What you should do |
Reproduce everything from the start of the rows down to the line that contains "Annotate this image: element", including that line. Leave the pictures out of your answer.

======

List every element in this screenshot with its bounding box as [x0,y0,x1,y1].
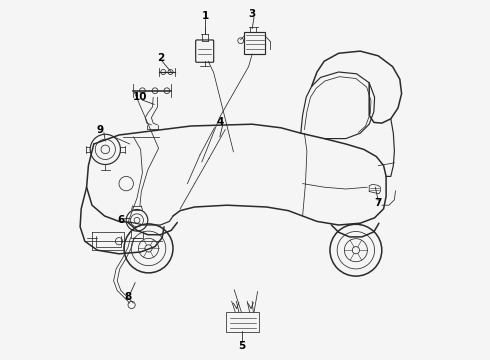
Bar [245,32,265,54]
Text: 8: 8 [124,292,132,302]
Text: 9: 9 [97,125,104,135]
Text: 10: 10 [133,92,147,102]
Text: 6: 6 [117,215,124,225]
Text: 1: 1 [202,11,209,21]
Text: 5: 5 [238,341,245,351]
Text: 2: 2 [157,53,164,63]
Bar [226,312,259,332]
Text: 3: 3 [248,9,256,19]
Text: 4: 4 [216,117,223,127]
Text: 7: 7 [374,198,382,208]
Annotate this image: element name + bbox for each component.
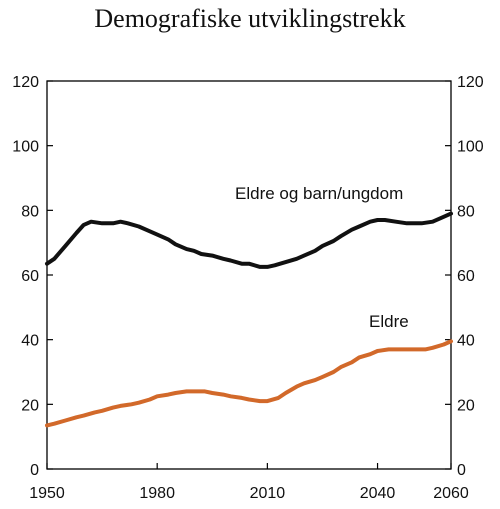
series-layer <box>45 211 453 428</box>
y-tick-label-right: 0 <box>457 462 466 479</box>
y-tick-label-right: 100 <box>457 139 484 156</box>
y-tick-label-left: 0 <box>30 462 39 479</box>
y-tick-label-right: 120 <box>457 74 484 91</box>
y-tick-label-right: 40 <box>457 333 475 350</box>
series-line-eldre-og-barn-ungdom <box>45 211 453 269</box>
series-label-eldre: Eldre <box>369 312 409 331</box>
y-tick-label-right: 80 <box>457 203 475 220</box>
y-tick-label-right: 20 <box>457 397 475 414</box>
y-tick-label-left: 80 <box>21 203 39 220</box>
x-tick-label: 2010 <box>250 485 286 502</box>
x-tick-label: 1980 <box>139 485 175 502</box>
y-tick-label-left: 60 <box>21 268 39 285</box>
y-tick-label-right: 60 <box>457 268 475 285</box>
y-tick-label-left: 100 <box>12 139 39 156</box>
y-tick-label-left: 40 <box>21 333 39 350</box>
series-label-eldre-og-barn-ungdom: Eldre og barn/ungdom <box>235 184 403 203</box>
x-tick-label: 2040 <box>360 485 396 502</box>
x-tick-label: 2060 <box>433 485 469 502</box>
series-line-eldre <box>45 339 453 428</box>
y-tick-label-left: 20 <box>21 397 39 414</box>
x-tick-label: 1950 <box>29 485 65 502</box>
chart-title: Demografiske utviklingstrekk <box>94 4 406 33</box>
labels-layer: Eldre og barn/ungdom Eldre <box>235 184 409 331</box>
y-tick-label-left: 120 <box>12 74 39 91</box>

======

Response below |
List every element in this screenshot with its bounding box as [x0,y0,x1,y1].
Bar [245,32,265,54]
Text: 8: 8 [124,292,132,302]
Text: 9: 9 [97,125,104,135]
Text: 10: 10 [133,92,147,102]
Text: 6: 6 [117,215,124,225]
Text: 1: 1 [202,11,209,21]
Text: 5: 5 [238,341,245,351]
Text: 2: 2 [157,53,164,63]
Bar [226,312,259,332]
Text: 3: 3 [248,9,256,19]
Text: 4: 4 [216,117,223,127]
Text: 7: 7 [374,198,382,208]
Annotate this image: element name + bbox for each component.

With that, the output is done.